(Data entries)
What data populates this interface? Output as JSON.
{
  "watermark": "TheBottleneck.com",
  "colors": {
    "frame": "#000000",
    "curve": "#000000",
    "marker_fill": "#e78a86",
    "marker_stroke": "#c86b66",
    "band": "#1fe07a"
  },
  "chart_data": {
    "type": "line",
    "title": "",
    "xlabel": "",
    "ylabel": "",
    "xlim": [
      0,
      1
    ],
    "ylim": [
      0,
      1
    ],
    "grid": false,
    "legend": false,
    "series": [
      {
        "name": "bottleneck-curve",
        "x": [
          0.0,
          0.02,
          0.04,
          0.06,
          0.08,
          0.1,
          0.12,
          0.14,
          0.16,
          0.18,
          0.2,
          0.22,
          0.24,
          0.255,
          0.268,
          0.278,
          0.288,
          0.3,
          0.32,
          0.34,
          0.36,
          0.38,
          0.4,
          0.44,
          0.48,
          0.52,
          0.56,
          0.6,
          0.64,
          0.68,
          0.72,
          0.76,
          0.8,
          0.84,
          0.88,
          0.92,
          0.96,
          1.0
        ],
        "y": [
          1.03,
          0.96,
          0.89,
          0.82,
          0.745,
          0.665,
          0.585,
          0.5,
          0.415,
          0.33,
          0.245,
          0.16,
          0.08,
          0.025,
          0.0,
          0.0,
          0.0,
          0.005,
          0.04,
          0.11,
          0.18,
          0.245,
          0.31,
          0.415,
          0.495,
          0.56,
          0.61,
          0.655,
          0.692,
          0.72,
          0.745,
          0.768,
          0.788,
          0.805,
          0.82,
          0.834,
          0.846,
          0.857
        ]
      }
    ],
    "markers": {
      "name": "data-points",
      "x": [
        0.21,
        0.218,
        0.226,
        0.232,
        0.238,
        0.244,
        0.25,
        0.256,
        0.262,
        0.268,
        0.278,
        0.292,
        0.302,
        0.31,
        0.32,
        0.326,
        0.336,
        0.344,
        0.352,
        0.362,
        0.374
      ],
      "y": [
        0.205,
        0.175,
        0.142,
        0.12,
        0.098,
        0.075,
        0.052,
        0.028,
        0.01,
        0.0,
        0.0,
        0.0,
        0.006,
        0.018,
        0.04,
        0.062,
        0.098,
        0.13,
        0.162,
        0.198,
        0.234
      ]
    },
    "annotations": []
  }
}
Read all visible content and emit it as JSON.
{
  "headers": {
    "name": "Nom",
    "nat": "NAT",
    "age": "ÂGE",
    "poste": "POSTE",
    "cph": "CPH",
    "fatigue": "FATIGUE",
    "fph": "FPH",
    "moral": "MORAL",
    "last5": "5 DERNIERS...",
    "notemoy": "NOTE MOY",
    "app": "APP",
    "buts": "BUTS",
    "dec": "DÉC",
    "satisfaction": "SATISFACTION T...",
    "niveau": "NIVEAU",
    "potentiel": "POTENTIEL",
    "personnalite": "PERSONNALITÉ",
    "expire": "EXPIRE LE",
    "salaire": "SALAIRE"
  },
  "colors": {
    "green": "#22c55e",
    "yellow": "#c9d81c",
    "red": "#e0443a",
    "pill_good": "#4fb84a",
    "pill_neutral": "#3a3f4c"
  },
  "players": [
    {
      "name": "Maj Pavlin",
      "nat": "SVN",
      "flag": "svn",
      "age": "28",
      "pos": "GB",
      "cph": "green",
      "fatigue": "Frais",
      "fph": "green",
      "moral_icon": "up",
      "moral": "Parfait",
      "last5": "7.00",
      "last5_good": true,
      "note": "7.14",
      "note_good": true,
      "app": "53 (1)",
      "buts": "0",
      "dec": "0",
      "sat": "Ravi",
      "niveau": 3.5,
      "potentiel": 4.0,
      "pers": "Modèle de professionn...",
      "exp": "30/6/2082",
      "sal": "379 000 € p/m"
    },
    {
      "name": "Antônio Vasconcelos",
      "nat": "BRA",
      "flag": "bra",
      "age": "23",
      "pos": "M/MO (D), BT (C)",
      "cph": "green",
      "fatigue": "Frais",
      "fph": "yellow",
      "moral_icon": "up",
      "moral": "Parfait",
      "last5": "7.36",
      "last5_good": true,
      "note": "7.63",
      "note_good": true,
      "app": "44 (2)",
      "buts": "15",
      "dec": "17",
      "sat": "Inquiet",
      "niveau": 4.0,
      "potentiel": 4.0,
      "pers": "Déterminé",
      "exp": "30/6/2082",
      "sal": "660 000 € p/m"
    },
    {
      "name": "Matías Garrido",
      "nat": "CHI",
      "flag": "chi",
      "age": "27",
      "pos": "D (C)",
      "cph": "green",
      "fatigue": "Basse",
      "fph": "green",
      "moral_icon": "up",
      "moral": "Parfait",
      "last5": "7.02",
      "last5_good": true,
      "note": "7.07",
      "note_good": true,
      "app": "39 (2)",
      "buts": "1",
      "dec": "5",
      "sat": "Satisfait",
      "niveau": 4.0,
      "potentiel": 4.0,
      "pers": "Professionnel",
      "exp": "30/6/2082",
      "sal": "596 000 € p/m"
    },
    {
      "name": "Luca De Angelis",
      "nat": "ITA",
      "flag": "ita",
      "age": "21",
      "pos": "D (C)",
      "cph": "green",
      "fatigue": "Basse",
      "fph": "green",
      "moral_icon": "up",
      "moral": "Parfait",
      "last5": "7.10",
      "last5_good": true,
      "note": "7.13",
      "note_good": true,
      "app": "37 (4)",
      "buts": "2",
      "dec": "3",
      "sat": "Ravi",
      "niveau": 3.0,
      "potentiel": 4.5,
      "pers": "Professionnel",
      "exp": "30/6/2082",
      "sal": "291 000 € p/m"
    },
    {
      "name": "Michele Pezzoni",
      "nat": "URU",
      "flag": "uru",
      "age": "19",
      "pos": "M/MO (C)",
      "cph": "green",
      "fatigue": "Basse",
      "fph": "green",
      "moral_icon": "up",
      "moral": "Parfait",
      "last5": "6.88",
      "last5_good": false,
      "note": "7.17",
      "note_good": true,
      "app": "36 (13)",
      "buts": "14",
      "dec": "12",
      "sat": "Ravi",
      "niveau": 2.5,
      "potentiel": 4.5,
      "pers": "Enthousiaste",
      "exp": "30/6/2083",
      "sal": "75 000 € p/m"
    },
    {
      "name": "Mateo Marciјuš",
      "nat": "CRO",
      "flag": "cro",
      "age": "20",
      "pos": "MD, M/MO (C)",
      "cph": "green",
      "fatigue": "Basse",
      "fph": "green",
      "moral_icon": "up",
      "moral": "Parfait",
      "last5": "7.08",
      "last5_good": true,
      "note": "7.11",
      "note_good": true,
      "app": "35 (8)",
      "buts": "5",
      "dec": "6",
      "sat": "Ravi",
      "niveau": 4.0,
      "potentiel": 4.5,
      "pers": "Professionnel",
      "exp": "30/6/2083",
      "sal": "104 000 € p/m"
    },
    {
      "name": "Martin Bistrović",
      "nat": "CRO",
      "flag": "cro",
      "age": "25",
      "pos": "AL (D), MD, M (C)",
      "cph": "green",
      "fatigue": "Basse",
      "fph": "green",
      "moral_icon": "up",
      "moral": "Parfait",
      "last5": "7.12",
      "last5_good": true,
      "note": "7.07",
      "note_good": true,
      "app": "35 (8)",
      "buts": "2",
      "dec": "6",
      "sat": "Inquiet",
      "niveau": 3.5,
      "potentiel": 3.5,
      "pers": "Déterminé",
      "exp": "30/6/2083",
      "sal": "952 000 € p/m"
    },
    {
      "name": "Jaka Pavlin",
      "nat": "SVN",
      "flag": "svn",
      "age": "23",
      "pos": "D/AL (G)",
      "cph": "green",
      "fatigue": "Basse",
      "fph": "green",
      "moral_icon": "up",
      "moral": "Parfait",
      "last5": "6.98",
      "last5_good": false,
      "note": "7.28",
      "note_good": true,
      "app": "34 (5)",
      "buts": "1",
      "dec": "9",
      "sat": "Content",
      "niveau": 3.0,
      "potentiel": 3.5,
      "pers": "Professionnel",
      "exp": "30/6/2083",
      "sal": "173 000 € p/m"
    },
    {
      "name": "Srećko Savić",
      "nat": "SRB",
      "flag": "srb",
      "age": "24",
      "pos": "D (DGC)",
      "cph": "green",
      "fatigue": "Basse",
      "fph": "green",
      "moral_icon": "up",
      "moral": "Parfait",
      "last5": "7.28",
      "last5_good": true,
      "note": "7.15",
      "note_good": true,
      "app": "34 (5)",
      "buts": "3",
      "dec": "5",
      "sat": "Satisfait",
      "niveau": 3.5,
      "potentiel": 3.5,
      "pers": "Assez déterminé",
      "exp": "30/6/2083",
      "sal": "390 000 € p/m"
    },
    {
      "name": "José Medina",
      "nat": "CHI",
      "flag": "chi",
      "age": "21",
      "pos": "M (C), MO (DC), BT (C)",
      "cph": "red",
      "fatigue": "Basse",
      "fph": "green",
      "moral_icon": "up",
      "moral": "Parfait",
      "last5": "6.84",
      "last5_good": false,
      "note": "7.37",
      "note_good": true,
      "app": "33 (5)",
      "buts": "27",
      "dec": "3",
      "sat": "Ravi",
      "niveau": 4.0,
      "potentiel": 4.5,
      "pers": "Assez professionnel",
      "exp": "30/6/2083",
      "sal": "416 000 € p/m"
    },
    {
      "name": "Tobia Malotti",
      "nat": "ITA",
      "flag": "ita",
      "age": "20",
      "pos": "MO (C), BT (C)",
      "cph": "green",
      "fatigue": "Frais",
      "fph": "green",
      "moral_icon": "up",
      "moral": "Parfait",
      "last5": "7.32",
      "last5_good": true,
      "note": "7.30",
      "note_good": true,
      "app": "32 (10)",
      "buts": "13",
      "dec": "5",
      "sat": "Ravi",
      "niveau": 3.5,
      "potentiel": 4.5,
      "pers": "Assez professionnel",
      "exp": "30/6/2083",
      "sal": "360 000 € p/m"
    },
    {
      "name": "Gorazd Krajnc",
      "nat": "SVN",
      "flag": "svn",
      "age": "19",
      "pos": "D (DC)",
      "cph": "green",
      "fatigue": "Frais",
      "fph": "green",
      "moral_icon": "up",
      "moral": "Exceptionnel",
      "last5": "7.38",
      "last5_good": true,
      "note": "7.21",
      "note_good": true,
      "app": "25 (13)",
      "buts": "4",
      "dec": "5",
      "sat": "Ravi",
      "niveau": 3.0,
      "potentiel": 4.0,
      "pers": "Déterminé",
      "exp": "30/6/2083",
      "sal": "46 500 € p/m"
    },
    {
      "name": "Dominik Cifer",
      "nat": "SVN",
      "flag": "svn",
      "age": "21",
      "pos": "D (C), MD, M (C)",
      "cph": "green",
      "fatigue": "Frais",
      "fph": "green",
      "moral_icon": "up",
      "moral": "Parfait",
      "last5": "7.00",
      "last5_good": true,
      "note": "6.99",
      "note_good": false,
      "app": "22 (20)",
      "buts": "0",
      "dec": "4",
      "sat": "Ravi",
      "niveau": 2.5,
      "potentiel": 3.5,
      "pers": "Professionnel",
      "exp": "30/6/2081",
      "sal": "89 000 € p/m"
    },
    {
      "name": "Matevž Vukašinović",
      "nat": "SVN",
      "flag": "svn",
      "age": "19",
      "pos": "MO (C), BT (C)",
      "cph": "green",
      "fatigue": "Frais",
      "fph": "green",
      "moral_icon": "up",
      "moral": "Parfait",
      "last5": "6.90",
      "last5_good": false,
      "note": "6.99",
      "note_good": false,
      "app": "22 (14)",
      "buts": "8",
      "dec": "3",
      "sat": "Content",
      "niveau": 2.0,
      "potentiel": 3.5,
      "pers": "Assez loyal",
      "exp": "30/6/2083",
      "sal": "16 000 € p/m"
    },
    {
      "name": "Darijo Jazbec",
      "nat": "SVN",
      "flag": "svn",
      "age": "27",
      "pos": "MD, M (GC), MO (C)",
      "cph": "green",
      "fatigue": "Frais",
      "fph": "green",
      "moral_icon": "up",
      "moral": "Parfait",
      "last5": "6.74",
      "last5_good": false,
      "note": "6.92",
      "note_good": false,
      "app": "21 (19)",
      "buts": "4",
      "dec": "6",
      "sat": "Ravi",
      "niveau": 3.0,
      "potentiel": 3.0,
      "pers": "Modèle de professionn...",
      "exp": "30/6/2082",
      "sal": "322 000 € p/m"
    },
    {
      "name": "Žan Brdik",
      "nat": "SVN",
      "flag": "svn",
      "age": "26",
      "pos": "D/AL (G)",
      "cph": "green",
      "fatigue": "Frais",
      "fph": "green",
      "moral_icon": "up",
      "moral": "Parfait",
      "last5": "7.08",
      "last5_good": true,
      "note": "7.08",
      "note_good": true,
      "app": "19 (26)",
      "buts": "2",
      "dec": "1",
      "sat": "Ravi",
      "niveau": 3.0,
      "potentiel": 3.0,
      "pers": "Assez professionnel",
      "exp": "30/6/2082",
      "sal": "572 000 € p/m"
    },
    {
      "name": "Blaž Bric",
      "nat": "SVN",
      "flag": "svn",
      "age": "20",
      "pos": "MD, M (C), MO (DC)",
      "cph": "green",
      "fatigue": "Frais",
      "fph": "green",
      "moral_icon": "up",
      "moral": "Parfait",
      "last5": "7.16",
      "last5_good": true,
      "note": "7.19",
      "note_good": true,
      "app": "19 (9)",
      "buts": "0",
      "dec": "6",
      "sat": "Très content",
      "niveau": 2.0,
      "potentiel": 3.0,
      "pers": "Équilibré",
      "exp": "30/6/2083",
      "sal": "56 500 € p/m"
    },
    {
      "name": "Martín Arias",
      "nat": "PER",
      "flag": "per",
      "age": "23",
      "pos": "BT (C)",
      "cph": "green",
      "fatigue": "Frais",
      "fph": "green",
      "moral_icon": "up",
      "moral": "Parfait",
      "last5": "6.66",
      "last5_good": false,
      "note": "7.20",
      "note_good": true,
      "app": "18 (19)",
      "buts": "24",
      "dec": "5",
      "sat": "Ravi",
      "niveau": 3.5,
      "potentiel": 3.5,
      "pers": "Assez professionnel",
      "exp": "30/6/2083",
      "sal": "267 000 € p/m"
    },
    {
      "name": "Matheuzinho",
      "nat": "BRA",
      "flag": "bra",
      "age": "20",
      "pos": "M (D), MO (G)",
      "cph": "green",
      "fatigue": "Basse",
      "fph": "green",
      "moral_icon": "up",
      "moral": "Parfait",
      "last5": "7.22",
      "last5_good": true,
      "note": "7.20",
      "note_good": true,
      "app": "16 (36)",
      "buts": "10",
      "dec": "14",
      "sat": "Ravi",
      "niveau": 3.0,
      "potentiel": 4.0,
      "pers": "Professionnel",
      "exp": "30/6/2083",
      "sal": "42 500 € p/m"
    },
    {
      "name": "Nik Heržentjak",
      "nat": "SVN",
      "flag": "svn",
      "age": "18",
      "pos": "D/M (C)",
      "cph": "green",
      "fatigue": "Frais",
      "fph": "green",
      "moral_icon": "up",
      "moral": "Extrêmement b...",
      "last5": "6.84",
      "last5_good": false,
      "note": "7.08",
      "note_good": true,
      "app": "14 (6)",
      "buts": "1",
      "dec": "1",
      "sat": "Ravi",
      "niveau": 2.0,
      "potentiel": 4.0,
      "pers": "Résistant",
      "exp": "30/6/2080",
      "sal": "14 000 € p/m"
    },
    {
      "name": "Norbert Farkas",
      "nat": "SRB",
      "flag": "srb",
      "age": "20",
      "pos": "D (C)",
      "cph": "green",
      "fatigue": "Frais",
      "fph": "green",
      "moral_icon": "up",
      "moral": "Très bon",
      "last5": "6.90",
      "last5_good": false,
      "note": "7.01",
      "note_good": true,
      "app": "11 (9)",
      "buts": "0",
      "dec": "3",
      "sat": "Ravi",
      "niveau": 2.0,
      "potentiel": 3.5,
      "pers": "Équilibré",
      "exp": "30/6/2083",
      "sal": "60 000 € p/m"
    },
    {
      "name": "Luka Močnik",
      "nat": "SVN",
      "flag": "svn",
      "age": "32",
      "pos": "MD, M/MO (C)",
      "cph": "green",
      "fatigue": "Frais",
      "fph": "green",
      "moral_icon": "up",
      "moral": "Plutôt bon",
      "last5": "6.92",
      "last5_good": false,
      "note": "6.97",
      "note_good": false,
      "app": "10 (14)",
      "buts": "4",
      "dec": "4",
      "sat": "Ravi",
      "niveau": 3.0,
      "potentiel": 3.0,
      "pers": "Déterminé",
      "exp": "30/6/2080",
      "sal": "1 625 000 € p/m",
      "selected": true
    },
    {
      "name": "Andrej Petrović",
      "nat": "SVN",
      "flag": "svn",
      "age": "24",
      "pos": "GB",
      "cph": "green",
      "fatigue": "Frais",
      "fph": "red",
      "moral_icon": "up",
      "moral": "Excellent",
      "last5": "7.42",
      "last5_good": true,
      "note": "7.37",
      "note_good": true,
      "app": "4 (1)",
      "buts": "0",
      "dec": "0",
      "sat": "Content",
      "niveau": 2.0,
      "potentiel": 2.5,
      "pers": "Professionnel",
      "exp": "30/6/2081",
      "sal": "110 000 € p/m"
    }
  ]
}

**What is being asked**
In the entries above, find every line with the word "curve" and list it.

**Response to the task**
    "curve": "#000000",
        "name": "bottleneck-curve",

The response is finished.